Exercise goal:
Find the lines that hold the word "funkcjonariuszy" and return them.

## Start Given records

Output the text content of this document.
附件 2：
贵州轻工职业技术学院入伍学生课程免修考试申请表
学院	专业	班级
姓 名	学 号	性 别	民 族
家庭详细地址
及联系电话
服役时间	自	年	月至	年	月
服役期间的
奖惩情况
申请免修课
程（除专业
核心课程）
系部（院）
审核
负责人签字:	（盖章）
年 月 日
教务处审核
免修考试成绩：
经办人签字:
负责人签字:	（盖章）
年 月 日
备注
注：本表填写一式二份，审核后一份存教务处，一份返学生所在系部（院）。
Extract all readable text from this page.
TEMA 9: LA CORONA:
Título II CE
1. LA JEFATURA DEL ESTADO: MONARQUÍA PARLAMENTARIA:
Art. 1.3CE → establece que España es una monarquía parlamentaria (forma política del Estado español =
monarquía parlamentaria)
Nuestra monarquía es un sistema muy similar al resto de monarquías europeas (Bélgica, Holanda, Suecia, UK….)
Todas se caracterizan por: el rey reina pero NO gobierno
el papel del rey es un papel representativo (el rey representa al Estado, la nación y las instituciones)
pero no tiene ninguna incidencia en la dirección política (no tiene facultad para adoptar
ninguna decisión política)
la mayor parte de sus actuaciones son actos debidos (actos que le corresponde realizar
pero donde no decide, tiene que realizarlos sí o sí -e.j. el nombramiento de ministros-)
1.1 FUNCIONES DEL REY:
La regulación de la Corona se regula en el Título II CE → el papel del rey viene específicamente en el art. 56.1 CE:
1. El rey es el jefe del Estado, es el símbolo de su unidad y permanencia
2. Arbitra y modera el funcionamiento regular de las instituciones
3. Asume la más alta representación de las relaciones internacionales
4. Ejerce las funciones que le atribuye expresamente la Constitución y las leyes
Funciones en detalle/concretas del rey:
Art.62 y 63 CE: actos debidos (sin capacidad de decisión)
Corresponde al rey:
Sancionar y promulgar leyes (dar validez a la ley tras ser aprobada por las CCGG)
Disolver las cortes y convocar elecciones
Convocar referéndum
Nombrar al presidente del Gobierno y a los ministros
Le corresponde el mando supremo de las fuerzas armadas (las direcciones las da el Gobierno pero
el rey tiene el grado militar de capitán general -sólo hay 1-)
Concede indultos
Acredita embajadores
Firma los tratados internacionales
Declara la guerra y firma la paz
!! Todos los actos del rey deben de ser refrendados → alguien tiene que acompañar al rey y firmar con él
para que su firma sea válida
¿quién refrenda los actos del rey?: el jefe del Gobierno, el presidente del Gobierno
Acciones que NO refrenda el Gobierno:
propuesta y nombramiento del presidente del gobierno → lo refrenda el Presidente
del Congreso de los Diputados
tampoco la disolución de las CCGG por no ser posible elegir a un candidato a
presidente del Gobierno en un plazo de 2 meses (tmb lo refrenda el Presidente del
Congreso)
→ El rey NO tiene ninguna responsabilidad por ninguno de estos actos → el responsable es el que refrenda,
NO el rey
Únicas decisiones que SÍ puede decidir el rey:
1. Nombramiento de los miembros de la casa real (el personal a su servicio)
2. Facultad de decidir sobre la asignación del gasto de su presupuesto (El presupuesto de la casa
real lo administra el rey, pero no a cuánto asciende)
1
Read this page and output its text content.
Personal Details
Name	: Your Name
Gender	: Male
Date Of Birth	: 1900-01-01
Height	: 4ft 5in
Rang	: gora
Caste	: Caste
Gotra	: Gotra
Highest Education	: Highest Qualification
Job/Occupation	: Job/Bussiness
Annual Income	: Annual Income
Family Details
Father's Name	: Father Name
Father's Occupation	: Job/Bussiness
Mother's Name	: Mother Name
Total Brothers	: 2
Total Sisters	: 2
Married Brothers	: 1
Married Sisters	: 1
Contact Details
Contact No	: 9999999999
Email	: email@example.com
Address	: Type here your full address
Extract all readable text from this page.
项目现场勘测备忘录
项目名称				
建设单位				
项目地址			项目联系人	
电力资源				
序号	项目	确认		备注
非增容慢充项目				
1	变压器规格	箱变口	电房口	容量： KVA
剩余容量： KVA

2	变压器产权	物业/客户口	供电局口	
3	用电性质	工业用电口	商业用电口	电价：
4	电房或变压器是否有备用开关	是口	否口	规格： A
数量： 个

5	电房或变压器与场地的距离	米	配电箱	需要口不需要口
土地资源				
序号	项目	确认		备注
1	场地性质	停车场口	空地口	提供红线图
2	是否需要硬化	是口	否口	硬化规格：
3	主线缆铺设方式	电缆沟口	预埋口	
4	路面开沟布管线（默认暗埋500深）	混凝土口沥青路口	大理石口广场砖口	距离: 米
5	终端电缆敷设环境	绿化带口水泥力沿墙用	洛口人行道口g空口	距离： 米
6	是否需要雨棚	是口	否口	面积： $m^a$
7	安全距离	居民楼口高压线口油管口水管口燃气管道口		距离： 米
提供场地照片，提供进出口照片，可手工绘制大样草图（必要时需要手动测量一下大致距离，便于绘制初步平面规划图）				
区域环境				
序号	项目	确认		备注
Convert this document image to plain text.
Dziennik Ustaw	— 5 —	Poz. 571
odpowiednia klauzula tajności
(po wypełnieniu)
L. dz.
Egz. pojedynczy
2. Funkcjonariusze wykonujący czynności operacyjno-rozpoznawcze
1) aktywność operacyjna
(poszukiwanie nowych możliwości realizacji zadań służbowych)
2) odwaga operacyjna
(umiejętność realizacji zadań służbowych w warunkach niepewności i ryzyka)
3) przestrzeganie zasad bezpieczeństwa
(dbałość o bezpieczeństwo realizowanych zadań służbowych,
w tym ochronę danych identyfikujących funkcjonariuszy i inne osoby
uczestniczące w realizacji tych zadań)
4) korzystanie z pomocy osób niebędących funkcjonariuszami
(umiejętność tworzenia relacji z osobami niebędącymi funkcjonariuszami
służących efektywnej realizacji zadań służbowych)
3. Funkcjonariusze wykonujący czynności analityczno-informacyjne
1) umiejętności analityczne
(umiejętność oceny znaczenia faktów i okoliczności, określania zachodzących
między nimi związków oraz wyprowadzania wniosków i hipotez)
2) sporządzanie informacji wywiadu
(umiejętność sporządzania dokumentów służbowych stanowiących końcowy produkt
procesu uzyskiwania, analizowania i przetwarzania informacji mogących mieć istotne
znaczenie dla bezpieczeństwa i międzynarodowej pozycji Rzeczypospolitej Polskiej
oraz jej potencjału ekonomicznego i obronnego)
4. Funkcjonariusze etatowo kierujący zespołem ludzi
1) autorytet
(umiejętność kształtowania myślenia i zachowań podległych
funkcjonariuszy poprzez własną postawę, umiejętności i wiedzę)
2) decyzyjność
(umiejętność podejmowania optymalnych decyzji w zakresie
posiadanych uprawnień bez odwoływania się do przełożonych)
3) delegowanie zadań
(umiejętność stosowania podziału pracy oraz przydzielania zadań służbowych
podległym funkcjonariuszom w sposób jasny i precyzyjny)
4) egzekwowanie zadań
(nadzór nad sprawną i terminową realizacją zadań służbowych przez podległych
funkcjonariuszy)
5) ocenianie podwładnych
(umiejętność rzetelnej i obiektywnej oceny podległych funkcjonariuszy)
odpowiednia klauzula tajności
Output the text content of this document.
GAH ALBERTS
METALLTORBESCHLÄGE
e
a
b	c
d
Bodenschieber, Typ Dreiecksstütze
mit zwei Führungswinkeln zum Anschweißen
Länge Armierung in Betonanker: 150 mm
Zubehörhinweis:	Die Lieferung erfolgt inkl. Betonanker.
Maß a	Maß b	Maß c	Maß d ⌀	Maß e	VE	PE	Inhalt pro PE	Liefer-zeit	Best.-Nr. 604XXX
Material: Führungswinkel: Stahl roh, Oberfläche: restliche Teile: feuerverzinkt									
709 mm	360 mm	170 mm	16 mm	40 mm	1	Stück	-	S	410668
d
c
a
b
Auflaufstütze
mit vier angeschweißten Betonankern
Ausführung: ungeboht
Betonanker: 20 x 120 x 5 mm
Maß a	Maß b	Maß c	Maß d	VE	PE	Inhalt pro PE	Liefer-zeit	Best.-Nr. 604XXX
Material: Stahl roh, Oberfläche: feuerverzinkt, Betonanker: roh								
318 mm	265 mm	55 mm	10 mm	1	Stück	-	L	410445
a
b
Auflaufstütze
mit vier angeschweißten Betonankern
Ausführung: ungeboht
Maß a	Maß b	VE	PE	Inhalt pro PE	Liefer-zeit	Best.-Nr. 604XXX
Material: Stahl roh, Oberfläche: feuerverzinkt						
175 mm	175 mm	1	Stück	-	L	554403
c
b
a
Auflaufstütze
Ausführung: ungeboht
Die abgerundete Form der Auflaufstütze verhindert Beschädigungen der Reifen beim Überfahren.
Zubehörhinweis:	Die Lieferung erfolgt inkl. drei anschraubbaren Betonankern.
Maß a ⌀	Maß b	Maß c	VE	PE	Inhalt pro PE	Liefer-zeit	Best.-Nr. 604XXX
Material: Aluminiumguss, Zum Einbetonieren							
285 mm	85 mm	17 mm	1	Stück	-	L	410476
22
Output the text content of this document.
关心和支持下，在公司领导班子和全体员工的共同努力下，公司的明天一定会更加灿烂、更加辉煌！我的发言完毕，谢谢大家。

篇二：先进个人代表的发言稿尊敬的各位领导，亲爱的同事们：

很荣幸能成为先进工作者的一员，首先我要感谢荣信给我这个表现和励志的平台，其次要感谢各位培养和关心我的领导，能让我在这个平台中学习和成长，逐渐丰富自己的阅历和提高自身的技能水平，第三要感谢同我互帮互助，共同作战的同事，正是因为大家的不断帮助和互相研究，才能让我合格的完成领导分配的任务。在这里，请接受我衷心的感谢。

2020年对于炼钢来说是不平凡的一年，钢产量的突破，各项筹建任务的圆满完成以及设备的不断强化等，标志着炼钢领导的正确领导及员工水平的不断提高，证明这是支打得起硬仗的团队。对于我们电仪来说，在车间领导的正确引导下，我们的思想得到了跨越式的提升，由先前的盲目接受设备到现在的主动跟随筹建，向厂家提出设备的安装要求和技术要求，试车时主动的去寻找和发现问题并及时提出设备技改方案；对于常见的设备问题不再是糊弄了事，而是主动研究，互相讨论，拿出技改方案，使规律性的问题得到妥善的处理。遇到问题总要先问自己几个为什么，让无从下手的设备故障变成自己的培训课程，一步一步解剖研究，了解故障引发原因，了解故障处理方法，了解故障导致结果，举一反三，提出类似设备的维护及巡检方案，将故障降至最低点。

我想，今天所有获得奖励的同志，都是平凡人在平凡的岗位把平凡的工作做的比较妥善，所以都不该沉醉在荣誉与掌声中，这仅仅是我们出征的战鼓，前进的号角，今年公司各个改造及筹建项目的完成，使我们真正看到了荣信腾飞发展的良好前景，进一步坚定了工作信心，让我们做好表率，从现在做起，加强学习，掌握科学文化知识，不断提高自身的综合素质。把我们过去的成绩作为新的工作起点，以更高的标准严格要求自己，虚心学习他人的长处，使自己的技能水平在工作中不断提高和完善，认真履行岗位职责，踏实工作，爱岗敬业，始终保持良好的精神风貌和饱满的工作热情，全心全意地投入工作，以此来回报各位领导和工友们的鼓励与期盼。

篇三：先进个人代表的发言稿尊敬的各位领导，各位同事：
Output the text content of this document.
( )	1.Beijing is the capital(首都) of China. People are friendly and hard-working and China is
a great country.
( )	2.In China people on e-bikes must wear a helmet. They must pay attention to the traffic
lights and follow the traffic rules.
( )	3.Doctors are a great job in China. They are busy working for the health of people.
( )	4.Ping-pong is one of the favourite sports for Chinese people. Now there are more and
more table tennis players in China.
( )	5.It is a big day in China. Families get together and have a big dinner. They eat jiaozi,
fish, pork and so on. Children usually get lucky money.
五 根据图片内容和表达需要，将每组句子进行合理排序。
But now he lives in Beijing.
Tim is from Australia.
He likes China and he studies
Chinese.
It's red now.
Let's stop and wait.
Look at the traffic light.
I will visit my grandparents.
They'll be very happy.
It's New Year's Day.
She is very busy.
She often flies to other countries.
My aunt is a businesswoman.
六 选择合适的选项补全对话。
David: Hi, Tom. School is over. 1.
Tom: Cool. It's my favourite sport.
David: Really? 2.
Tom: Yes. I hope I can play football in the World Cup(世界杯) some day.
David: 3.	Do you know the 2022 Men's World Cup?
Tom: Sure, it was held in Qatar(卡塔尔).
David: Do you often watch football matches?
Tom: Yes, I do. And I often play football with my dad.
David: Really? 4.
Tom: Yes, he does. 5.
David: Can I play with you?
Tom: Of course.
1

## End Given records

Result of this exercise:
w tym ochronę danych identyfikujących funkcjonariuszy i inne osoby
funkcjonariuszy poprzez własną postawę, umiejętności i wiedzę)
funkcjonariuszy)
(umiejętność rzetelnej i obiektywnej oceny podległych funkcjonariuszy)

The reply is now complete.